>> Start Records provided

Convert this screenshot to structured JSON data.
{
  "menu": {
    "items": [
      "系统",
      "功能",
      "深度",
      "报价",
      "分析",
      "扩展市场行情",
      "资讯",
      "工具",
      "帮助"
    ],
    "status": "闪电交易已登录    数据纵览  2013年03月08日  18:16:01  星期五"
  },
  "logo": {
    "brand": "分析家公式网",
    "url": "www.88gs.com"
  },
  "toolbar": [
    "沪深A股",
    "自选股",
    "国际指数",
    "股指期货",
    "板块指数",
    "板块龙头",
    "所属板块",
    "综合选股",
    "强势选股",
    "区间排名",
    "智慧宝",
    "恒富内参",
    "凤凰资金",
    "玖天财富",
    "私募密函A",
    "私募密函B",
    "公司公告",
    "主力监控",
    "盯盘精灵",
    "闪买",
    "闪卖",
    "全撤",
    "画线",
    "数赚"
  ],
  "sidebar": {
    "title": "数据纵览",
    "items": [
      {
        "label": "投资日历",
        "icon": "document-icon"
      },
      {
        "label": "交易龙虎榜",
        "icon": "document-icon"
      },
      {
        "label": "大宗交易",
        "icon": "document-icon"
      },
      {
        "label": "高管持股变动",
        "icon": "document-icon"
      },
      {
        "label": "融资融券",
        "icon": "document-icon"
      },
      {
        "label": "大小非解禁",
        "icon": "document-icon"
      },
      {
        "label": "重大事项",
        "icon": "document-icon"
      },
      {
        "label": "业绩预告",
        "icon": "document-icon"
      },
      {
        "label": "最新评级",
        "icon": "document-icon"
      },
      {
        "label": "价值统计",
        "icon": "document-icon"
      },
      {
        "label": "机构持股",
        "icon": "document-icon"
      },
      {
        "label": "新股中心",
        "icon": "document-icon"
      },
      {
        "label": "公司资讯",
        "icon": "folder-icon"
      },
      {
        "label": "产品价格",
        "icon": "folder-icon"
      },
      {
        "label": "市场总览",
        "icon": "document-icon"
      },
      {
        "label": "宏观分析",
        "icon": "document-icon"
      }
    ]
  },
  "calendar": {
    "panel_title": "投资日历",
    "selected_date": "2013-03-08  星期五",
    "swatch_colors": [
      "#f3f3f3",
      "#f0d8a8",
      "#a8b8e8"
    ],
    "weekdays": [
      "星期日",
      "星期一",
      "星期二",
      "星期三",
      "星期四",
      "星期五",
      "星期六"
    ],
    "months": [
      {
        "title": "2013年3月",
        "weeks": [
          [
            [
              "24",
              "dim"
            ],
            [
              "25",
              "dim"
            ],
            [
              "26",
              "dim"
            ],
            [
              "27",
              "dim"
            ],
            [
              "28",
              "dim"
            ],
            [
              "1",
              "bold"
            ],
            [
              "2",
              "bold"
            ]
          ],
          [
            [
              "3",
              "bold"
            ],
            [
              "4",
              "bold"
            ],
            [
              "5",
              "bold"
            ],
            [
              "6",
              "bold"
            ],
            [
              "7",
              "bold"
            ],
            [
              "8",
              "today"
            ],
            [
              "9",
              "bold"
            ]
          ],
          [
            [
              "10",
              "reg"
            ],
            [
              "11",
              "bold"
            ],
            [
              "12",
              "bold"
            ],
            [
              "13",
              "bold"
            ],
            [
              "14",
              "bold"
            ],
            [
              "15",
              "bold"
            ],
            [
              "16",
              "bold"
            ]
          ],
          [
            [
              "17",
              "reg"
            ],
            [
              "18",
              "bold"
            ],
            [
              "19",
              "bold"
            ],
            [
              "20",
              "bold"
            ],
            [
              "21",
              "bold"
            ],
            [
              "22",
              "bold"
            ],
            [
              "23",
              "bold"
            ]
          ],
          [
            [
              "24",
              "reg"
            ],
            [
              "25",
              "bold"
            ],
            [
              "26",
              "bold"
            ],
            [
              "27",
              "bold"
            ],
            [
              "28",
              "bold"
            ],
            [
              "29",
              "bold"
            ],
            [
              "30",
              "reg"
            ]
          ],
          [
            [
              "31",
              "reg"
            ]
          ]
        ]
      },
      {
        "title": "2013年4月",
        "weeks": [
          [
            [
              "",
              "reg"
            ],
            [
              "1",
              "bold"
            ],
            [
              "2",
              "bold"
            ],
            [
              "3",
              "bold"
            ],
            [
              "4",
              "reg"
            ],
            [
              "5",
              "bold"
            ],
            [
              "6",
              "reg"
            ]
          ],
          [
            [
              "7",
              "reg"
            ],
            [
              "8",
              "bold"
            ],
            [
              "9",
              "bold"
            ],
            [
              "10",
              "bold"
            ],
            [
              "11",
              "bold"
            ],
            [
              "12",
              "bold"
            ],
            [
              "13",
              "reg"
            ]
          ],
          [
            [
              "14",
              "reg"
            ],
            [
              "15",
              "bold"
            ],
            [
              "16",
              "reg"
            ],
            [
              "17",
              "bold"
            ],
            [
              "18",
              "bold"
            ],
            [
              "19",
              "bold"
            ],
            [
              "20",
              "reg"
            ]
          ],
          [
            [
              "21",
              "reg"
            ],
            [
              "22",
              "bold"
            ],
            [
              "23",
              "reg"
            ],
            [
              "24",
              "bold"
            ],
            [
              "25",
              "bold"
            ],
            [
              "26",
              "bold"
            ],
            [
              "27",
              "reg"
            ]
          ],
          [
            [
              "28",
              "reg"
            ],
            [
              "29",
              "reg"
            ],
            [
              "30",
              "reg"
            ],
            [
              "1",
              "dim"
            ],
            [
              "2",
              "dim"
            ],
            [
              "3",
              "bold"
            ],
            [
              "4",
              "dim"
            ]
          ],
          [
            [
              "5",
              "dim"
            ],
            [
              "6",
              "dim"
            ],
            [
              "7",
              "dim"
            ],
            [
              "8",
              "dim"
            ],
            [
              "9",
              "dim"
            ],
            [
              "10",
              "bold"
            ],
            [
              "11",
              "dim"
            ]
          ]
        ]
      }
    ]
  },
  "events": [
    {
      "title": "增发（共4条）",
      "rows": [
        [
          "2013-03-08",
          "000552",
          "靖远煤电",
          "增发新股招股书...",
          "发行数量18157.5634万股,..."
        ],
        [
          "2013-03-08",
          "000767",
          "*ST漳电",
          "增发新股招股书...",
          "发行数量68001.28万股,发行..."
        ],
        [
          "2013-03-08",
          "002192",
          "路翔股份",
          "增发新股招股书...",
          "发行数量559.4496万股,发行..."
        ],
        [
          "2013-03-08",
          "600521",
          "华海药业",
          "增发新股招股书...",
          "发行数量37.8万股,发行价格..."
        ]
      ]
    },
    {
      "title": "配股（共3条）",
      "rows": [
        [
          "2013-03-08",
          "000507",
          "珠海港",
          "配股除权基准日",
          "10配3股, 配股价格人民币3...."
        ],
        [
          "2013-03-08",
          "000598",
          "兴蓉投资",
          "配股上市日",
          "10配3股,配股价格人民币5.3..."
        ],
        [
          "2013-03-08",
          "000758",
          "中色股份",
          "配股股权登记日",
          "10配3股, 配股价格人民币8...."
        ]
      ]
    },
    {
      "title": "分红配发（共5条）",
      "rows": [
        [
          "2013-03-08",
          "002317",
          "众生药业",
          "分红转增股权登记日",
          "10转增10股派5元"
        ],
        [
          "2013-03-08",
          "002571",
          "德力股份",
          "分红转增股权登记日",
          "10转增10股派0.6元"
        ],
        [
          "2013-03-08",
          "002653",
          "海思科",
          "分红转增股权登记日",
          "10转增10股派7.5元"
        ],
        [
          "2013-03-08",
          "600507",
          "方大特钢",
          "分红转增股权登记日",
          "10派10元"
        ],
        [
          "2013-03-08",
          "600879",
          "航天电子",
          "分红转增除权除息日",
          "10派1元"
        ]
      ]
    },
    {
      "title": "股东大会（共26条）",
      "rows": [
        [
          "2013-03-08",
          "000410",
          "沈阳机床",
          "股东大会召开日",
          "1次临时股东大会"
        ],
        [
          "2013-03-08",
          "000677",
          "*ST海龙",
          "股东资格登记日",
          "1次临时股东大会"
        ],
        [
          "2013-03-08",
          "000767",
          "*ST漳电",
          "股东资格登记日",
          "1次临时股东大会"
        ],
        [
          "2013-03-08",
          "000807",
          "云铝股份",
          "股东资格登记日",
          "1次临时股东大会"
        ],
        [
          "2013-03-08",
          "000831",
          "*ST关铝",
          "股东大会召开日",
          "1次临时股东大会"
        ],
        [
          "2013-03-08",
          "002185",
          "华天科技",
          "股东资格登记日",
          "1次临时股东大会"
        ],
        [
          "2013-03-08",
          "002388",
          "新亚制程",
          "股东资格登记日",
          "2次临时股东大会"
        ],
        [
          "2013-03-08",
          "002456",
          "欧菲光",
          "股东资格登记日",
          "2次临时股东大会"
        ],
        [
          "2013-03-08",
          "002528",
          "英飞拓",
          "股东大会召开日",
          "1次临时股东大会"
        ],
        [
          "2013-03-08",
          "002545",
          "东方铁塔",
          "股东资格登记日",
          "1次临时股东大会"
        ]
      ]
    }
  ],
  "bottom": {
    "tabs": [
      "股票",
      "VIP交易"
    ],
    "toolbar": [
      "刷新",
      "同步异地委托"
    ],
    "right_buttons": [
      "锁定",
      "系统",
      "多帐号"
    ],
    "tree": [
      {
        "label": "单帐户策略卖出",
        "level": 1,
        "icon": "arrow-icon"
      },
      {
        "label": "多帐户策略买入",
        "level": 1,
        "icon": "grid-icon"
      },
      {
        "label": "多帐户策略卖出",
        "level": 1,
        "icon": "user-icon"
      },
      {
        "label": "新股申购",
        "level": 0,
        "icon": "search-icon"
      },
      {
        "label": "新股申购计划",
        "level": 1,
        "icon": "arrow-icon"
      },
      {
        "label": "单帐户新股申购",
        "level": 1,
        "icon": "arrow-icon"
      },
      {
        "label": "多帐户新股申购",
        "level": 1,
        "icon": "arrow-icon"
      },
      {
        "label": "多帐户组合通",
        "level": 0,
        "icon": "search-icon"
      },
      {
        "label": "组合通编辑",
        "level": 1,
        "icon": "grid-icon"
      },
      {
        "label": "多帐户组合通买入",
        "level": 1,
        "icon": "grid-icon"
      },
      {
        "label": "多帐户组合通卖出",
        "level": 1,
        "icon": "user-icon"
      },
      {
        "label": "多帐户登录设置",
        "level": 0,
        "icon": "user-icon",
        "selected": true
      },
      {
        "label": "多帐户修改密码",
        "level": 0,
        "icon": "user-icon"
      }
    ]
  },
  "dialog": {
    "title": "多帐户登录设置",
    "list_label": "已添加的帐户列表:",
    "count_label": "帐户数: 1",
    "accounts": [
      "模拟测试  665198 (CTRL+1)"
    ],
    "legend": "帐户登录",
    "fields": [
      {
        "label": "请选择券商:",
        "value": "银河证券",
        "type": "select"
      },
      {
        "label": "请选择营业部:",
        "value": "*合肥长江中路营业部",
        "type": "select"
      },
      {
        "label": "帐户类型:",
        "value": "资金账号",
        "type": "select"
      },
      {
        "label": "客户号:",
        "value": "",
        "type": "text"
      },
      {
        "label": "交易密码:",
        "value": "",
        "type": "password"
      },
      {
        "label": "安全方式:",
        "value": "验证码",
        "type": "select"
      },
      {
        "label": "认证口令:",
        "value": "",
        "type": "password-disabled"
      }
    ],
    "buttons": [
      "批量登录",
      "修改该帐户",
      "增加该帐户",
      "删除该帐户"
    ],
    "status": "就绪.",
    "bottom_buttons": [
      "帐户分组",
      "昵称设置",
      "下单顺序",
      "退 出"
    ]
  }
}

>> End Records provided

Given problem:
Go over the data above and copy every line that has the word "status" in it.

Answer:
    "status": "闪电交易已登录    数据纵览  2013年03月08日  18:16:01  星期五"
    "status": "就绪.",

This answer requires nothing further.